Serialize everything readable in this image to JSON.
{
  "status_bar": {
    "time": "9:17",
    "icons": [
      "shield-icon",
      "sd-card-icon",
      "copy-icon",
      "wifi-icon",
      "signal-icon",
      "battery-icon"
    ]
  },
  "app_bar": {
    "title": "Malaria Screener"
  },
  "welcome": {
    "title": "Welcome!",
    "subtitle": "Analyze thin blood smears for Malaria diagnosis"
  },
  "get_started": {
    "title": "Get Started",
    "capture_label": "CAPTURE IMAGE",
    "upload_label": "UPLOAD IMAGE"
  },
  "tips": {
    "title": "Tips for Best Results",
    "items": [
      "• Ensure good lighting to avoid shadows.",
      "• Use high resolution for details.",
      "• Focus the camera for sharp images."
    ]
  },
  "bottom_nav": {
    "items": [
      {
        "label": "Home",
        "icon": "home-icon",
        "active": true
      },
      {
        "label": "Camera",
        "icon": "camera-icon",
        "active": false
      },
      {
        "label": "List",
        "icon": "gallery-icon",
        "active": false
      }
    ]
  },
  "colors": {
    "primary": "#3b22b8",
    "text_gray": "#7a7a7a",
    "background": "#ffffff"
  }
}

--

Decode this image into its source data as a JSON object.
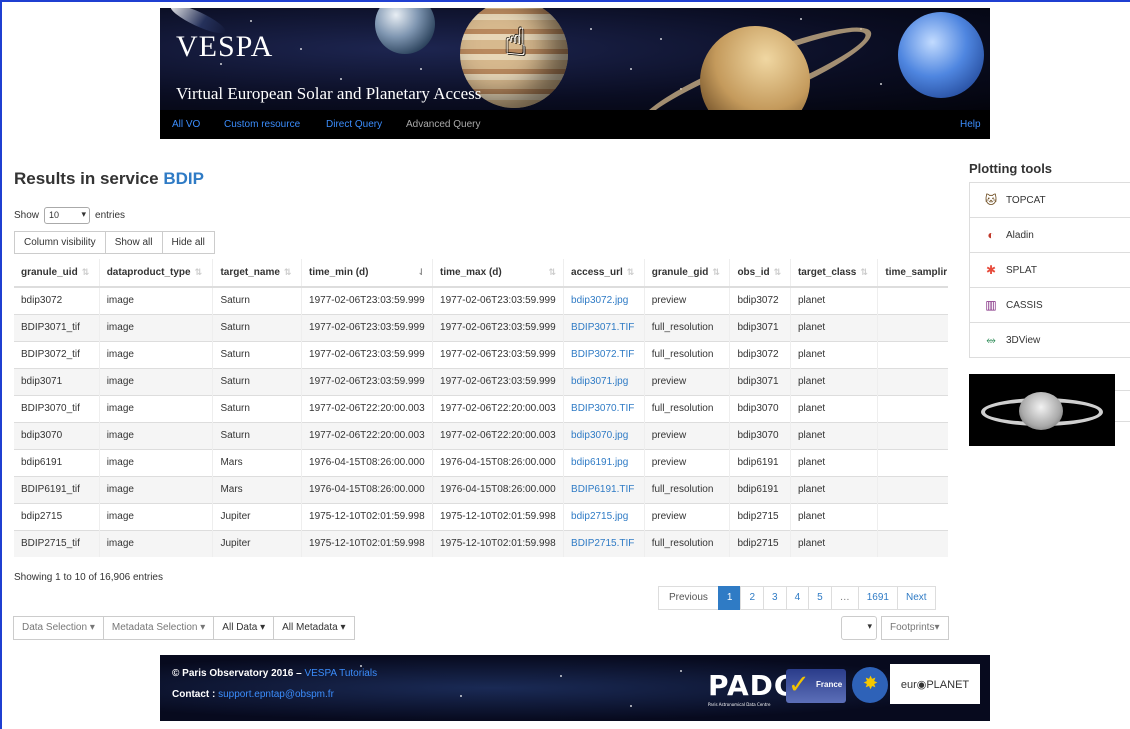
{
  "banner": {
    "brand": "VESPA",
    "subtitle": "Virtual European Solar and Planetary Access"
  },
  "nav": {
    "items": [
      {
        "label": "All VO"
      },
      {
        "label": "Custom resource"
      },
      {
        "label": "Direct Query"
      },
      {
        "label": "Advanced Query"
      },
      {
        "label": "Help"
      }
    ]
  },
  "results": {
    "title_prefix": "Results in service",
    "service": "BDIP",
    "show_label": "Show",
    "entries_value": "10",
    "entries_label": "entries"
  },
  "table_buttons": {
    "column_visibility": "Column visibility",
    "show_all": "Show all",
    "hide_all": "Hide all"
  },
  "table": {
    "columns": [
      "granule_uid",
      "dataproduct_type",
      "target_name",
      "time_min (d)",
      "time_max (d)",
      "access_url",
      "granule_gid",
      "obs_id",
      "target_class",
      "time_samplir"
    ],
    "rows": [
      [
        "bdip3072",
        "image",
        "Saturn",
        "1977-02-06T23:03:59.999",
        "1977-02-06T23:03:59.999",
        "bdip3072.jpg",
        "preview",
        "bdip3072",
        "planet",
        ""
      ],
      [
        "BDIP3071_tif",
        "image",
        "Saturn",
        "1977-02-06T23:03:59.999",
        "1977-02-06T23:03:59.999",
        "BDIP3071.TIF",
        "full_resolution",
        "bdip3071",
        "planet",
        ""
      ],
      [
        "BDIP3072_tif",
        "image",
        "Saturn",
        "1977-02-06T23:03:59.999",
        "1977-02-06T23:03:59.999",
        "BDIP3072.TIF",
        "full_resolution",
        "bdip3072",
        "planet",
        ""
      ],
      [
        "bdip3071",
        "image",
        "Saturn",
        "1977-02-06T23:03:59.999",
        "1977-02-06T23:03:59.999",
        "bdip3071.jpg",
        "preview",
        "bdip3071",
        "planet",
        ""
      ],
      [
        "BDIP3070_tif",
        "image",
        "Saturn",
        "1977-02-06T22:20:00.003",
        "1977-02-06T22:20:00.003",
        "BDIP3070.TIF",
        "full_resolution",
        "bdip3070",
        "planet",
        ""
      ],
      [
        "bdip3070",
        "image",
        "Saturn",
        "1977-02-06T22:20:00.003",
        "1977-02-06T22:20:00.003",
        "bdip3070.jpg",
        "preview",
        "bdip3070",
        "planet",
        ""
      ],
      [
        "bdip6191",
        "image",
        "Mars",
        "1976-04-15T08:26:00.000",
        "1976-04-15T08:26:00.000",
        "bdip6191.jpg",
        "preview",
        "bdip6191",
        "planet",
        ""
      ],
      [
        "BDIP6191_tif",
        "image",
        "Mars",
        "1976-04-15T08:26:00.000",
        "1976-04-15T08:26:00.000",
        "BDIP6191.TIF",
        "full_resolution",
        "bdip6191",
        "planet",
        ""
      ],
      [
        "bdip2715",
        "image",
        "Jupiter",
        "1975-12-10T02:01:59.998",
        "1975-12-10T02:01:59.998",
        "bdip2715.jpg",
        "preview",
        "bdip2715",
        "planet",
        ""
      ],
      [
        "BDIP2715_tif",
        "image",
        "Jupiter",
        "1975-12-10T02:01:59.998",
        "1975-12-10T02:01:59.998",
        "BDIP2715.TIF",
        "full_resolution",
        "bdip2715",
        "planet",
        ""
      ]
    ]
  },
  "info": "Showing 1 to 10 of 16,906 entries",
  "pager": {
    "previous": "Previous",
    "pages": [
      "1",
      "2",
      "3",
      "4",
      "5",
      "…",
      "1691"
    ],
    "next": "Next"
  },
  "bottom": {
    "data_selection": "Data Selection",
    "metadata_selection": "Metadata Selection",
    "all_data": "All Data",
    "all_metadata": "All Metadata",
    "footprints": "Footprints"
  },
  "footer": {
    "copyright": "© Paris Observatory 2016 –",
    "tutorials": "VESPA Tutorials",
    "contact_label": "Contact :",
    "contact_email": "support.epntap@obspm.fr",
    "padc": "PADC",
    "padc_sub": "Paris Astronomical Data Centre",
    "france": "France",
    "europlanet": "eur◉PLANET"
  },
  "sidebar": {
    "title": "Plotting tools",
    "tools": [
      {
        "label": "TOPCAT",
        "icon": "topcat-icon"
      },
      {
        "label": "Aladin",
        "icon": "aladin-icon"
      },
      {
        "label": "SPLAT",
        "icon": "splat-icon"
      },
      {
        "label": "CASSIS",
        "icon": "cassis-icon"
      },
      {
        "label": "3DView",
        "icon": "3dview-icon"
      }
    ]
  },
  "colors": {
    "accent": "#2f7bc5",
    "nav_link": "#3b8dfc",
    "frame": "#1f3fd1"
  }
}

__Instructions to follow__
Each line in the listing above that contains "service" should be copied.

__Expected answer__
    "title_prefix": "Results in service",
    "service": "BDIP",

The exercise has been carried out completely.